WORK TO BE COMPLETED. Locate the string "sigma" in the listing below. Copy every line where it is found.

= = = =

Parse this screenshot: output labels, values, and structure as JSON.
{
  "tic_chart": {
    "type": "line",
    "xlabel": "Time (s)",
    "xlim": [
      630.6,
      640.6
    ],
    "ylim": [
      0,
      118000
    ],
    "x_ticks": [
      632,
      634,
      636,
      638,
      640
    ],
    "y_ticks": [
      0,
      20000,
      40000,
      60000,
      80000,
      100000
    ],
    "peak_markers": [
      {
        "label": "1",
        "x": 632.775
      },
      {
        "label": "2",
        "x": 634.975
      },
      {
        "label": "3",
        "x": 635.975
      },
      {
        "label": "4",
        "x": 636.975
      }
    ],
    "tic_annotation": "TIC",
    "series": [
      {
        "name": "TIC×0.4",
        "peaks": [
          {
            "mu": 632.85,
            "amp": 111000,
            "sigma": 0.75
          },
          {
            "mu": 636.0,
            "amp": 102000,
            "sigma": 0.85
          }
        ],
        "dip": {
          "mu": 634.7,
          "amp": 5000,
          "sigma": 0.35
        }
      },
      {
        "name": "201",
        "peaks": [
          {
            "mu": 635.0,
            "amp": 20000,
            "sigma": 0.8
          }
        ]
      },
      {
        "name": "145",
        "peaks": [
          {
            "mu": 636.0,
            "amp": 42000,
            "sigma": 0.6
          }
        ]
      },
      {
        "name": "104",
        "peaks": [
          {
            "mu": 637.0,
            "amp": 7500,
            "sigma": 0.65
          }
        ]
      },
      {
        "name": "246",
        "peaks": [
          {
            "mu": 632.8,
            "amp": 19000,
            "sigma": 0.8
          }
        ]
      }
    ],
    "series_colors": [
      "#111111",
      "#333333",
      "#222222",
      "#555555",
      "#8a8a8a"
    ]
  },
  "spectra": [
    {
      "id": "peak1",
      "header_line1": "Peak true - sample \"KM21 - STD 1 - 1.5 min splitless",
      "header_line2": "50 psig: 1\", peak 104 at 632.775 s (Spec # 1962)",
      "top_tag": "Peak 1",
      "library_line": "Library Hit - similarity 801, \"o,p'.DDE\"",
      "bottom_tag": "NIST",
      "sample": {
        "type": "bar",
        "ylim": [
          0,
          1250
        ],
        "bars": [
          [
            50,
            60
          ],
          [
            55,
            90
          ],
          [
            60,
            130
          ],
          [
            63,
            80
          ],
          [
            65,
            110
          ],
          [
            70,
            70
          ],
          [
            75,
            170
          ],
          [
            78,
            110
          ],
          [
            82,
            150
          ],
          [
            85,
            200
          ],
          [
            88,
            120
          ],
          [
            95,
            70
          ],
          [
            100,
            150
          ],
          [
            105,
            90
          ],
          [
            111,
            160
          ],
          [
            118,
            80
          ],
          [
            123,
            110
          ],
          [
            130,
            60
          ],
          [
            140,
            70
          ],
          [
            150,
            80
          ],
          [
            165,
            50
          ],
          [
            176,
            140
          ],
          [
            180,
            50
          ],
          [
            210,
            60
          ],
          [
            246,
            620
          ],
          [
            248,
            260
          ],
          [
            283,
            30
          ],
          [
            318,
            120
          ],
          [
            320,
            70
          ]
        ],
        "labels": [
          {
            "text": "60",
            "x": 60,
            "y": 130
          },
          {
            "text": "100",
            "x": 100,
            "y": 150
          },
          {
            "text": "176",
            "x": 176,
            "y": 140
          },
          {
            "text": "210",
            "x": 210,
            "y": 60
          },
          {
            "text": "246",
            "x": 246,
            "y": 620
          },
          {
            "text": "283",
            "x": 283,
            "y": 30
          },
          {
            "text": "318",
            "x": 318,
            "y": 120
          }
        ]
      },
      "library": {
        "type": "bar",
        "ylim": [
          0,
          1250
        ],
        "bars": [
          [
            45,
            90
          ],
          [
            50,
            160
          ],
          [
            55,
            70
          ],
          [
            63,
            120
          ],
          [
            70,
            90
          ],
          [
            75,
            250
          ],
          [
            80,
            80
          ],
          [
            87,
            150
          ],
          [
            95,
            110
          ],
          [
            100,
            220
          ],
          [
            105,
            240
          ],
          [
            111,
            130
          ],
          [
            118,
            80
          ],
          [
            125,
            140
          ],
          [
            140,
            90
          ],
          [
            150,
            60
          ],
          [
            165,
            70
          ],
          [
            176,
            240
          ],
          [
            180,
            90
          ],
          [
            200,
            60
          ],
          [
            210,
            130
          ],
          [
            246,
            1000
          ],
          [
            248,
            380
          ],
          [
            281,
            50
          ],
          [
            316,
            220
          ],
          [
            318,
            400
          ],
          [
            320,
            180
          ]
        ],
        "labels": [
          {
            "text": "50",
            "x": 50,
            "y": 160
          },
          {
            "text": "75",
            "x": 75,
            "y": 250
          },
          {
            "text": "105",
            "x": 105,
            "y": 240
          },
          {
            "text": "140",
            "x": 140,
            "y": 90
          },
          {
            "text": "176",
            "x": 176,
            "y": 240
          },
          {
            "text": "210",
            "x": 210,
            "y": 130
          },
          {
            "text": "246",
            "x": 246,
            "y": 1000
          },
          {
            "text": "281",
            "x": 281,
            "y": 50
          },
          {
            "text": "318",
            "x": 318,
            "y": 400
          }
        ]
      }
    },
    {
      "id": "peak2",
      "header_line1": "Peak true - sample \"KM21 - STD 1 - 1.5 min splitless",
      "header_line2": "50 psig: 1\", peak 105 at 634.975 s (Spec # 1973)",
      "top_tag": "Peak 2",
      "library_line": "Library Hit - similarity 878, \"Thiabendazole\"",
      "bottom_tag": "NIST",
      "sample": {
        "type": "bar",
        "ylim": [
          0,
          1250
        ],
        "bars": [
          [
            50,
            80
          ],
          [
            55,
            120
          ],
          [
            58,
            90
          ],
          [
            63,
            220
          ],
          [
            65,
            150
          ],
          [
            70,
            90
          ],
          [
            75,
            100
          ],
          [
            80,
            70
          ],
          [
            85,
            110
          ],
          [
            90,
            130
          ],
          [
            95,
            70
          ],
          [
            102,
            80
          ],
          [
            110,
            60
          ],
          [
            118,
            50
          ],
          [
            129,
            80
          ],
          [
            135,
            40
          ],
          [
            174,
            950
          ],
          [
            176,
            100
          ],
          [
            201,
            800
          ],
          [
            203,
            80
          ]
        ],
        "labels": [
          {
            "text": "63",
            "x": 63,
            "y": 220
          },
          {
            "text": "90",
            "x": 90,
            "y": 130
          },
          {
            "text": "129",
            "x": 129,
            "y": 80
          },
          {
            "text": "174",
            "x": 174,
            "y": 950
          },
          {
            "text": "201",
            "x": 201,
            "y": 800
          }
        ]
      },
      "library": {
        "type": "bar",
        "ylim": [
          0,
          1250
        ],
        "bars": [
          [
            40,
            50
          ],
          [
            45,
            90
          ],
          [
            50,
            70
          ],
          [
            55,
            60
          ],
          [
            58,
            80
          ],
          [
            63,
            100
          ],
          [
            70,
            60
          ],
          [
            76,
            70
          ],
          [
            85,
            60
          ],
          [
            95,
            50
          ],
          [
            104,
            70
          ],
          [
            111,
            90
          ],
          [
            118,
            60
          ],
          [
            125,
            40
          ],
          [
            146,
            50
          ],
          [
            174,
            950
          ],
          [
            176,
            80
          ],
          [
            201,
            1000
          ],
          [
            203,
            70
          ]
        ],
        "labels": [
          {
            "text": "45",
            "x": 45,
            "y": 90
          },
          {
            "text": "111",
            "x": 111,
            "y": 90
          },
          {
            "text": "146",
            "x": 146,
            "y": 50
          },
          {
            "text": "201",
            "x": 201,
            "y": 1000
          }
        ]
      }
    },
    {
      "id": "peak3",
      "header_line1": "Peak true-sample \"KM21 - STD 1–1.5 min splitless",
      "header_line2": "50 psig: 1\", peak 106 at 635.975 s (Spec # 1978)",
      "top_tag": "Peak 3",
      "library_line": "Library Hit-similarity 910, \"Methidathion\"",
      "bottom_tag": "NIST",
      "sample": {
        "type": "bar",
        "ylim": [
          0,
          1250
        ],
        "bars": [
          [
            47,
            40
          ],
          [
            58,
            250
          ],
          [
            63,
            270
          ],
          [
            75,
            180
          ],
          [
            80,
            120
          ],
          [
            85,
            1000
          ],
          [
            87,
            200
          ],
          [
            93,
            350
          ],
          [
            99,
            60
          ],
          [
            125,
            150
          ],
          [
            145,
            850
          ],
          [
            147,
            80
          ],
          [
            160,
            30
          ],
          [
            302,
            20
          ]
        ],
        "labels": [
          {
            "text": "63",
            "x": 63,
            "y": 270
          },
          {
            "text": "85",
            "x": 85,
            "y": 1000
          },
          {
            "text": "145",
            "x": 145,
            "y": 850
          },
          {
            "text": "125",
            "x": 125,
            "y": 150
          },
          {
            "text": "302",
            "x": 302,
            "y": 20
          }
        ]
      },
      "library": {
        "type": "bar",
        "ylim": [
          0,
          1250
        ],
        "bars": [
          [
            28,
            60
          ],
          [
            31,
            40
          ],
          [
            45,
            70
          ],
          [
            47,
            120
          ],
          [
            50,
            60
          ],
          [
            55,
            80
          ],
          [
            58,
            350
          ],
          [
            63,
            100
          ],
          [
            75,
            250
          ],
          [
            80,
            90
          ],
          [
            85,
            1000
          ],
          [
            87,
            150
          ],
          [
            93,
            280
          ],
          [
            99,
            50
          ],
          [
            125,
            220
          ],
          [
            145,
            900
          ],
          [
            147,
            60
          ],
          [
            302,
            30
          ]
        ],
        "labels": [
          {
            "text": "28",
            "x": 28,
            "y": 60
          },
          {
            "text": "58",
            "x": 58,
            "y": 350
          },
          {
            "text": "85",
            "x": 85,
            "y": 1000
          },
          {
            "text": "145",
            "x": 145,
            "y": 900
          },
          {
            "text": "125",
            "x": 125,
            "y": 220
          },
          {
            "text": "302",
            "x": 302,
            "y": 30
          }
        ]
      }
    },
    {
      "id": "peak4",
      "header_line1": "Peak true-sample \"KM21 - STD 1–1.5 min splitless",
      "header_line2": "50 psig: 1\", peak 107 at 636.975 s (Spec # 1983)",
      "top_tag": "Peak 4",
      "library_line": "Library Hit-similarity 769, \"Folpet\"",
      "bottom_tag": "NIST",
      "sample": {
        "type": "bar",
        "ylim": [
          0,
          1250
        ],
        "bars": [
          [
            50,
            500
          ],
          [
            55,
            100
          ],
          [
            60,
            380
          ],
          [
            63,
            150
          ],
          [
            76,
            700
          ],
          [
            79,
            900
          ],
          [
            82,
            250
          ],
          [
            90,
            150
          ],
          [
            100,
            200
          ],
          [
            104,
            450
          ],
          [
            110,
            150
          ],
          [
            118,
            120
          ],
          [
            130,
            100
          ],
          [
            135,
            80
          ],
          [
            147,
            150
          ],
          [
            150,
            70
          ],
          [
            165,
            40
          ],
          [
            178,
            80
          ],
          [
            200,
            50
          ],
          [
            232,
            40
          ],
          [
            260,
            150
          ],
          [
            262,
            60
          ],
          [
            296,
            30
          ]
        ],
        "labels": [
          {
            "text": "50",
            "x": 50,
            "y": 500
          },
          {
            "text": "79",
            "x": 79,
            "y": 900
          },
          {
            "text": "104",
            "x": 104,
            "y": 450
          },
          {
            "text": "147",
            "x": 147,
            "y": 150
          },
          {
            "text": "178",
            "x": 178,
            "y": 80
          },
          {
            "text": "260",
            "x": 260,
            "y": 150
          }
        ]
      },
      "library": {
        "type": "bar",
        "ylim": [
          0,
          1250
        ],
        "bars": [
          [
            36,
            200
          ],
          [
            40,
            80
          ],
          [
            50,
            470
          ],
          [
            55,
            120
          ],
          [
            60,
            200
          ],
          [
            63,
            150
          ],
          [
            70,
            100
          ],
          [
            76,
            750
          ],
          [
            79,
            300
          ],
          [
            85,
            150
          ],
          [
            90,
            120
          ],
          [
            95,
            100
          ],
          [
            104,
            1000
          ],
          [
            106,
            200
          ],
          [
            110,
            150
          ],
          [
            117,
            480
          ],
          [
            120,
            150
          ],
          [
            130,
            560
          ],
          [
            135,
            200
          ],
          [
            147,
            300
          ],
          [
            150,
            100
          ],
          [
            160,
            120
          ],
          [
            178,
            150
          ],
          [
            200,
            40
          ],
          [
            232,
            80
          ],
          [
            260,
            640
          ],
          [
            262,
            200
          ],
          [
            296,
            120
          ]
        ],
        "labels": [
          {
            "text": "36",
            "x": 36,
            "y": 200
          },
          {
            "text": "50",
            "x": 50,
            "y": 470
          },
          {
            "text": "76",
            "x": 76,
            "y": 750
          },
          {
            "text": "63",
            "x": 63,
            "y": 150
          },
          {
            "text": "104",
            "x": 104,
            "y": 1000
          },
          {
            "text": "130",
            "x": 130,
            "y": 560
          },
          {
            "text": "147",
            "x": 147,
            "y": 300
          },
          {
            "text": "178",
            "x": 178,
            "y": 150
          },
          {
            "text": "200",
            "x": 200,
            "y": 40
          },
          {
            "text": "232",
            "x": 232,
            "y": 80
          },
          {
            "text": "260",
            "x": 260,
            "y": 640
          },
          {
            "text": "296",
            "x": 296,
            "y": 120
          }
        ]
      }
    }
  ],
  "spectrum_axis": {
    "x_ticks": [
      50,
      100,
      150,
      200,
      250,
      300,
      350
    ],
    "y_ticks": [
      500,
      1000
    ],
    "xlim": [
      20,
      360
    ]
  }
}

= = = =

TASK RESULT.
            "sigma": 0.75
            "sigma": 0.85
          "sigma": 0.35
            "sigma": 0.8
            "sigma": 0.6
            "sigma": 0.65
            "sigma": 0.8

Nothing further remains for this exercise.